===== RECORDS FOR THE EXERCISE

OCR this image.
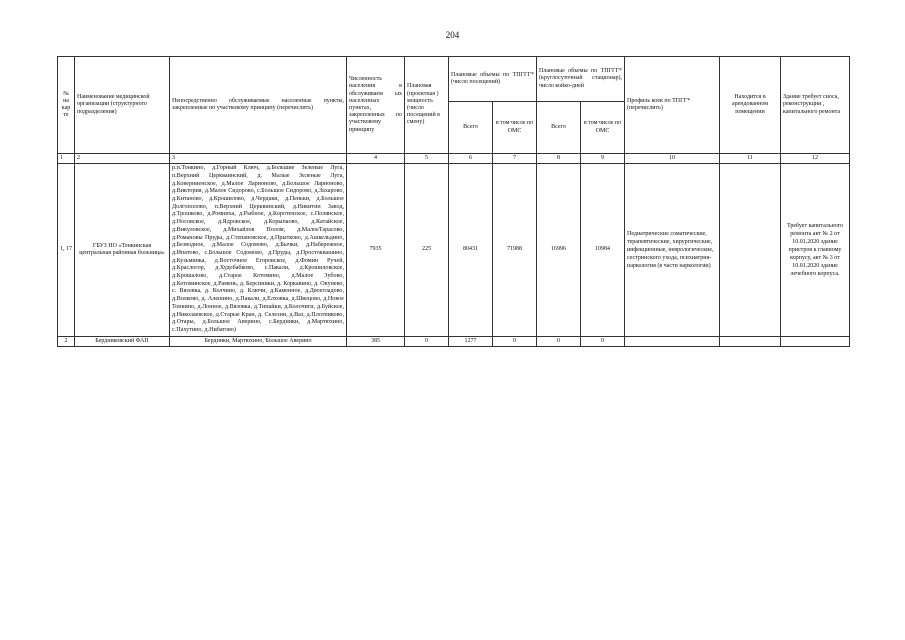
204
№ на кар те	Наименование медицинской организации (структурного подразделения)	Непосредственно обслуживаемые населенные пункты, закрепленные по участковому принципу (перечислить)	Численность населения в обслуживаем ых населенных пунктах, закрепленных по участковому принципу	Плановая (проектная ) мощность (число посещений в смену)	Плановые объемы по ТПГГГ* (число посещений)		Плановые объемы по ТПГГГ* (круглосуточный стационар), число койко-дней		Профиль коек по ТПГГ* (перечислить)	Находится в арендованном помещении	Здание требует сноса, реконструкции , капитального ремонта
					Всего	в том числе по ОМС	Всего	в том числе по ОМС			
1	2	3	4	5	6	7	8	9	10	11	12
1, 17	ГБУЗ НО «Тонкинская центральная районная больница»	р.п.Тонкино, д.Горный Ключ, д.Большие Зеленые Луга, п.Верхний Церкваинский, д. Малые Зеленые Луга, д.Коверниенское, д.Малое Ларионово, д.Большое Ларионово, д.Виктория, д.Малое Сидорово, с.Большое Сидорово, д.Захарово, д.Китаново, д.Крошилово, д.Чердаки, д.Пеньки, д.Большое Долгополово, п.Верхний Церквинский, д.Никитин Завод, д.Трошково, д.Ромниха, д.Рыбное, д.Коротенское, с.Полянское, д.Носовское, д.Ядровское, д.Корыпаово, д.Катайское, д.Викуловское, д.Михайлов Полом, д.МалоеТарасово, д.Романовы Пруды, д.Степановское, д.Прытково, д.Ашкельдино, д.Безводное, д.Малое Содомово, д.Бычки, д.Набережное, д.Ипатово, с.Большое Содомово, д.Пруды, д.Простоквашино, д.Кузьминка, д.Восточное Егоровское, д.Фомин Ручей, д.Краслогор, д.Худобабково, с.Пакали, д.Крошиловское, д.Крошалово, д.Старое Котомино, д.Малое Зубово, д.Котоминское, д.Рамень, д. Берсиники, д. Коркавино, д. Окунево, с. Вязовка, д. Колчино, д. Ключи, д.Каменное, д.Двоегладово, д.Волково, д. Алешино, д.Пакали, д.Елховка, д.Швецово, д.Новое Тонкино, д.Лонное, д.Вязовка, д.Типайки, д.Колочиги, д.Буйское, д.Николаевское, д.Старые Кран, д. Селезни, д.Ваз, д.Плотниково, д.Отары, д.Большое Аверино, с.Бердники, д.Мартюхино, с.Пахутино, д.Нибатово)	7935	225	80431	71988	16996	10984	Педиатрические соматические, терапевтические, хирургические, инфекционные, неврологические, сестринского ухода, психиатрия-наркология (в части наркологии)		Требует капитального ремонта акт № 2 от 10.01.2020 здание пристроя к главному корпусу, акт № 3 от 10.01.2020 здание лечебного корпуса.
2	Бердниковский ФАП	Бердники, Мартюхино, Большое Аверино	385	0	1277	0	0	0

==========

• [EXERCISE PROMPT] Go through the listing above and write it out again exactly, dropping the pictures.

• [CORRECT ANSWER]
OCR this image.
204
№ на кар те	Наименование медицинской организации (структурного подразделения)	Непосредственно обслуживаемые населенные пункты, закрепленные по участковому принципу (перечислить)	Численность населения в обслуживаем ых населенных пунктах, закрепленных по участковому принципу	Плановая (проектная ) мощность (число посещений в смену)	Плановые объемы по ТПГГГ* (число посещений)		Плановые объемы по ТПГГГ* (круглосуточный стационар), число койко-дней		Профиль коек по ТПГГ* (перечислить)	Находится в арендованном помещении	Здание требует сноса, реконструкции , капитального ремонта
					Всего	в том числе по ОМС	Всего	в том числе по ОМС			
1	2	3	4	5	6	7	8	9	10	11	12
1, 17	ГБУЗ НО «Тонкинская центральная районная больница»	р.п.Тонкино, д.Горный Ключ, д.Большие Зеленые Луга, п.Верхний Церкваинский, д. Малые Зеленые Луга, д.Коверниенское, д.Малое Ларионово, д.Большое Ларионово, д.Виктория, д.Малое Сидорово, с.Большое Сидорово, д.Захарово, д.Китаново, д.Крошилово, д.Чердаки, д.Пеньки, д.Большое Долгополово, п.Верхний Церквинский, д.Никитин Завод, д.Трошково, д.Ромниха, д.Рыбное, д.Коротенское, с.Полянское, д.Носовское, д.Ядровское, д.Корыпаово, д.Катайское, д.Викуловское, д.Михайлов Полом, д.МалоеТарасово, д.Романовы Пруды, д.Степановское, д.Прытково, д.Ашкельдино, д.Безводное, д.Малое Содомово, д.Бычки, д.Набережное, д.Ипатово, с.Большое Содомово, д.Пруды, д.Простоквашино, д.Кузьминка, д.Восточное Егоровское, д.Фомин Ручей, д.Краслогор, д.Худобабково, с.Пакали, д.Крошиловское, д.Крошалово, д.Старое Котомино, д.Малое Зубово, д.Котоминское, д.Рамень, д. Берсиники, д. Коркавино, д. Окунево, с. Вязовка, д. Колчино, д. Ключи, д.Каменное, д.Двоегладово, д.Волково, д. Алешино, д.Пакали, д.Елховка, д.Швецово, д.Новое Тонкино, д.Лонное, д.Вязовка, д.Типайки, д.Колочиги, д.Буйское, д.Николаевское, д.Старые Кран, д. Селезни, д.Ваз, д.Плотниково, д.Отары, д.Большое Аверино, с.Бердники, д.Мартюхино, с.Пахутино, д.Нибатово)	7935	225	80431	71988	16996	10984	Педиатрические соматические, терапевтические, хирургические, инфекционные, неврологические, сестринского ухода, психиатрия-наркология (в части наркологии)		Требует капитального ремонта акт № 2 от 10.01.2020 здание пристроя к главному корпусу, акт № 3 от 10.01.2020 здание лечебного корпуса.
2	Бердниковский ФАП	Бердники, Мартюхино, Большое Аверино	385	0	1277	0	0	0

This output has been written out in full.